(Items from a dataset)
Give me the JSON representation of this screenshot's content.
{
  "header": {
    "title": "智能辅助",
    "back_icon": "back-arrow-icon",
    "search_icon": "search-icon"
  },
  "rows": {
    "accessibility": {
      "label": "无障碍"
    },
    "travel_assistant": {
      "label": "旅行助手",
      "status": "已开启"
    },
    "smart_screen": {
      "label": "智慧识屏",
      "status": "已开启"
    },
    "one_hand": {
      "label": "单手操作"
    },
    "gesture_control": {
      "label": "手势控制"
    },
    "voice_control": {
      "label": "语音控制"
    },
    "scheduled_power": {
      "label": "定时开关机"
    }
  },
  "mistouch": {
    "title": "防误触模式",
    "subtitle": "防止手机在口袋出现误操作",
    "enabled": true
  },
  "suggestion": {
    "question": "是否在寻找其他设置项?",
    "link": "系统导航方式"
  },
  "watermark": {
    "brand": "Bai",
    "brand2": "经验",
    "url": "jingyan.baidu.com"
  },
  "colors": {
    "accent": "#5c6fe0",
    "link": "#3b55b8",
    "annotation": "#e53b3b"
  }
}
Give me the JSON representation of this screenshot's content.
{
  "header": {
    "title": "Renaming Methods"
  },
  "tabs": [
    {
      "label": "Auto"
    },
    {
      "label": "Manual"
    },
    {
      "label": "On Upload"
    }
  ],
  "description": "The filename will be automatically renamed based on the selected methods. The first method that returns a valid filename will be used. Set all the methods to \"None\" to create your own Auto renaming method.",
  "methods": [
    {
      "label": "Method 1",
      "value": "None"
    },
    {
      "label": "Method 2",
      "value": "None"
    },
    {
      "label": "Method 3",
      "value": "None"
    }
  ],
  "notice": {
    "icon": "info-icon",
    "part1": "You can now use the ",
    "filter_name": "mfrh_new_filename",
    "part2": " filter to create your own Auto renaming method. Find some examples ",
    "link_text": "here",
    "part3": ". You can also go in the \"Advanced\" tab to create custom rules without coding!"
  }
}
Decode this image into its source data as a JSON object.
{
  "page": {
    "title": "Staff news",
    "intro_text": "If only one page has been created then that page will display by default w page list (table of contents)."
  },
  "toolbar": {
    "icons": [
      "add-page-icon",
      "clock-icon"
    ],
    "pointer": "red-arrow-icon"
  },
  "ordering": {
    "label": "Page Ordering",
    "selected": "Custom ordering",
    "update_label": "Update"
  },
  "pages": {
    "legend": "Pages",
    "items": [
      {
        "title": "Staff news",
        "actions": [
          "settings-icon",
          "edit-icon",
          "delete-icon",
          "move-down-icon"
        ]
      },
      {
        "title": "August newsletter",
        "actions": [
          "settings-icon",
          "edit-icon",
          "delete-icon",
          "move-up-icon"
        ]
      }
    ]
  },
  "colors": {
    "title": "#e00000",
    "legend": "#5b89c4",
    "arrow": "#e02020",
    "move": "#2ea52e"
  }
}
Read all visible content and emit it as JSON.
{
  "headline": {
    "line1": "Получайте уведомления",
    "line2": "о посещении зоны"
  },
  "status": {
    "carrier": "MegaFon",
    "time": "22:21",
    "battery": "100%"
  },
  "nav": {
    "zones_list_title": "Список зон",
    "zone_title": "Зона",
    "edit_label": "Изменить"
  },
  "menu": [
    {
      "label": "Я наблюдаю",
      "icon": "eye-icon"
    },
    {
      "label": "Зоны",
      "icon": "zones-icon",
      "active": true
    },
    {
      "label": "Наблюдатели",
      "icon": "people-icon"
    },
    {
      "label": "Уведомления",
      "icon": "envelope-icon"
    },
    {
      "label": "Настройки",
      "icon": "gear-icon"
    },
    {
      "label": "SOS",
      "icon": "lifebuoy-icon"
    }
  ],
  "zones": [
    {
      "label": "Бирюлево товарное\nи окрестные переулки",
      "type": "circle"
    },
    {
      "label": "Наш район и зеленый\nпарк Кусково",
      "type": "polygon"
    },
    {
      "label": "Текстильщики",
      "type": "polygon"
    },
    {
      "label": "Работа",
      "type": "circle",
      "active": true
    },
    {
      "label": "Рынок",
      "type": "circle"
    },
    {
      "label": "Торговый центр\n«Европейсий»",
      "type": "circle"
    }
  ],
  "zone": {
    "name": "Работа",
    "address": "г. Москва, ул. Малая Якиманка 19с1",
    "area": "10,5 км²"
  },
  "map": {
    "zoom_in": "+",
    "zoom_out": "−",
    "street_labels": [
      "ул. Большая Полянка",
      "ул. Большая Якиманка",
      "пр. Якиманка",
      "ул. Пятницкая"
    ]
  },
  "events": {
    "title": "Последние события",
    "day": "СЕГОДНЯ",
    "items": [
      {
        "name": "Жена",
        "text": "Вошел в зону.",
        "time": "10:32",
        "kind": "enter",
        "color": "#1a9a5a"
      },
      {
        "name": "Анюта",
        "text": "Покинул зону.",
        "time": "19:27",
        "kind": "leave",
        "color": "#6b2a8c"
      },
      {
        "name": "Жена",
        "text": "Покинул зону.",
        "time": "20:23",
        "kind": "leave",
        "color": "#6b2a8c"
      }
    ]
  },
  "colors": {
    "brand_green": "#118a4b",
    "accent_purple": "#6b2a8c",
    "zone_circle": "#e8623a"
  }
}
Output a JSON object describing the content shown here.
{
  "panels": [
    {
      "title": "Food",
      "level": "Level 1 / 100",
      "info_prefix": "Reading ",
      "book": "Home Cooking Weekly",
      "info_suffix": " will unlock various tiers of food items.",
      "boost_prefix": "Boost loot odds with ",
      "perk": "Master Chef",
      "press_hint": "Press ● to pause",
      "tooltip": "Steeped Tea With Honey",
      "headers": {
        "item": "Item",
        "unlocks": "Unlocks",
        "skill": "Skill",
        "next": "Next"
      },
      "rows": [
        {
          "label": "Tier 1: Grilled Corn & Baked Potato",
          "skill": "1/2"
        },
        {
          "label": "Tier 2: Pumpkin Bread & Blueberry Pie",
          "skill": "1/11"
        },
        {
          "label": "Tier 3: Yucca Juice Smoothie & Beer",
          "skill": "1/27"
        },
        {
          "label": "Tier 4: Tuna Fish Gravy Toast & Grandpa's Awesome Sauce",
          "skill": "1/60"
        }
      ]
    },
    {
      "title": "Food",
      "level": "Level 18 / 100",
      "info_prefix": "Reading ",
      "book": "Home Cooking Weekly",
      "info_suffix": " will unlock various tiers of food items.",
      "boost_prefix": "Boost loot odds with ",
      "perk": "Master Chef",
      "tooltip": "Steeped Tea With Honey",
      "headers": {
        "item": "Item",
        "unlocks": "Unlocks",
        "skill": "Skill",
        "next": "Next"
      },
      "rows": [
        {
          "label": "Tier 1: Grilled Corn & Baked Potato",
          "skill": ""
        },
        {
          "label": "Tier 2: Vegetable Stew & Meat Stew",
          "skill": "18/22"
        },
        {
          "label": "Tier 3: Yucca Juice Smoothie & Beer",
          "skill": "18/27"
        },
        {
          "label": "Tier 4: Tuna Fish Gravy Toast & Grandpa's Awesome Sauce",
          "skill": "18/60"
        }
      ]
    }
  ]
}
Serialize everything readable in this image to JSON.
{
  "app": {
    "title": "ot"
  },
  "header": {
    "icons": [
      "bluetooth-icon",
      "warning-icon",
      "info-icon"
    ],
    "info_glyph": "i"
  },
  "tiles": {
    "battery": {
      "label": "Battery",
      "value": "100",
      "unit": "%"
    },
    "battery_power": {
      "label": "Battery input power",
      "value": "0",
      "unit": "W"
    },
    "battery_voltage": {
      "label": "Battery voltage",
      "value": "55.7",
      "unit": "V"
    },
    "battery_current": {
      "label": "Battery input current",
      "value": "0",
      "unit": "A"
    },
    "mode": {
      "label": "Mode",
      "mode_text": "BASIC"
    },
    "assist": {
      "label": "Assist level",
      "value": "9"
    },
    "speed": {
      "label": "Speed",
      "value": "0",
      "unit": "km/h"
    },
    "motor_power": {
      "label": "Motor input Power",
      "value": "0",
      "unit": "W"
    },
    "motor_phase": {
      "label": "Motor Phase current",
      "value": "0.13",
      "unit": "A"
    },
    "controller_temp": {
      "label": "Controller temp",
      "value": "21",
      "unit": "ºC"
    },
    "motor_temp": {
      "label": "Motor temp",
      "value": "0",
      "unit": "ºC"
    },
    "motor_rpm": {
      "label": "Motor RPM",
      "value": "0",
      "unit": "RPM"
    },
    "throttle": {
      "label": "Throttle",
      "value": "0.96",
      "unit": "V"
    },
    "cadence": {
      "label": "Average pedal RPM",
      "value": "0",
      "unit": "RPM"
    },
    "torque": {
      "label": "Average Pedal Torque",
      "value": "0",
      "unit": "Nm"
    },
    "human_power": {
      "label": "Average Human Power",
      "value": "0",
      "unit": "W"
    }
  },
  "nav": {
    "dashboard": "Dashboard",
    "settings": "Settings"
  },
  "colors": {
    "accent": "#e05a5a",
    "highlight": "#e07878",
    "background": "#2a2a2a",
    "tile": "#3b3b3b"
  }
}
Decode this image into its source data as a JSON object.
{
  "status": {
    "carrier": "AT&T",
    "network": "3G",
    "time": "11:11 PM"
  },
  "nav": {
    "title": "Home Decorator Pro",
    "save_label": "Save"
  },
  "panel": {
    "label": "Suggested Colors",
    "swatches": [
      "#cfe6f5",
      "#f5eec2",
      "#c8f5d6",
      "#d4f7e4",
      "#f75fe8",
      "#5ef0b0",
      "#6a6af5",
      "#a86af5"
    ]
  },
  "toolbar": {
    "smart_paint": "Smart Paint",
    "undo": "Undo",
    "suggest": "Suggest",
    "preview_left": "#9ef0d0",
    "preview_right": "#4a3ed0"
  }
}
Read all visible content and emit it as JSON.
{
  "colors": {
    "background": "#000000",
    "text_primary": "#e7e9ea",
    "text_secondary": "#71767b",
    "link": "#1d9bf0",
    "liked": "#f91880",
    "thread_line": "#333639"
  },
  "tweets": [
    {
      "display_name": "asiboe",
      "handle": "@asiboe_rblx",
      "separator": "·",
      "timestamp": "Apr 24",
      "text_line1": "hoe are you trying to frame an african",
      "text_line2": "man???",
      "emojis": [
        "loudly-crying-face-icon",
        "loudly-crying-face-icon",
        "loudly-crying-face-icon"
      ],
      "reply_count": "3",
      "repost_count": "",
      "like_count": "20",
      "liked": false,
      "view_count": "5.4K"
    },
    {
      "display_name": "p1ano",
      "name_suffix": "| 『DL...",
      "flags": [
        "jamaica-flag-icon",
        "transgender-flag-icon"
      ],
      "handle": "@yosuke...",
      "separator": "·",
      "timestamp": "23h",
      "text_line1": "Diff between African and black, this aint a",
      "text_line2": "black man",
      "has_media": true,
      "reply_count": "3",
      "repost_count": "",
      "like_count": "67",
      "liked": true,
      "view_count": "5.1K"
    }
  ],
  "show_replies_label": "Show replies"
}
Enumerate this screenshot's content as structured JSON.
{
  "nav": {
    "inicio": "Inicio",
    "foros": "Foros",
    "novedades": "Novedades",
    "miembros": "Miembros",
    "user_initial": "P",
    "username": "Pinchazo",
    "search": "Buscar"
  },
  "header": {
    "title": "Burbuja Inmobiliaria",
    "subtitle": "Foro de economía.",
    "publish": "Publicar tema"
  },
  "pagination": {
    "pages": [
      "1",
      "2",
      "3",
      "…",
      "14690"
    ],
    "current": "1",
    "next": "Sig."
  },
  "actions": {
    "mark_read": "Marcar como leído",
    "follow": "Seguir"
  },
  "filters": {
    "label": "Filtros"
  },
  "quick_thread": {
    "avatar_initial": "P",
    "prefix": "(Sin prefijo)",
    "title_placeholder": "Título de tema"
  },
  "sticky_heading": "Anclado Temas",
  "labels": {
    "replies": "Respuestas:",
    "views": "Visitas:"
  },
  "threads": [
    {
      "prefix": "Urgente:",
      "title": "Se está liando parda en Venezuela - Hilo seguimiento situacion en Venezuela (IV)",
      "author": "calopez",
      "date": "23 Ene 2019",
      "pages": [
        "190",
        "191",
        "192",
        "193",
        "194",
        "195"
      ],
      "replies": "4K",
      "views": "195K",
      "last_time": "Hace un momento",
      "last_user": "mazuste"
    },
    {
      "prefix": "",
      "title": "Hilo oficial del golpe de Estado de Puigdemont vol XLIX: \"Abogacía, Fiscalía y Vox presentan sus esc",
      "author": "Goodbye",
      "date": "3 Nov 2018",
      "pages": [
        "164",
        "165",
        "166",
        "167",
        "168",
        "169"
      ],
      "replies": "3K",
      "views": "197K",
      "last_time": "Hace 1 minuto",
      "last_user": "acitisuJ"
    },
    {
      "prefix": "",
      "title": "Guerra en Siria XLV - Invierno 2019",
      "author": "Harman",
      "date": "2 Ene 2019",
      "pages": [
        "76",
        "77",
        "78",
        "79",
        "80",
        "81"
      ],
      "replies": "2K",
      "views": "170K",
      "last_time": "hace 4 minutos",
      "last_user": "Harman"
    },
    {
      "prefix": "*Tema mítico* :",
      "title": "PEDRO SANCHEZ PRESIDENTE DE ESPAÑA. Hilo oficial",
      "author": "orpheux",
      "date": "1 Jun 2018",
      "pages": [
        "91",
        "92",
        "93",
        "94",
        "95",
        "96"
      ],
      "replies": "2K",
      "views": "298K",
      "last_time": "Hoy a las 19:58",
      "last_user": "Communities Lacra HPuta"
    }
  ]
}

» **TO BE DONE**
Scan the listing above and copy all lines containing the word "views".

» **TASK ANSWER**
    "views": "Visitas:"
      "views": "195K",
      "views": "197K",
      "views": "170K",
      "views": "298K",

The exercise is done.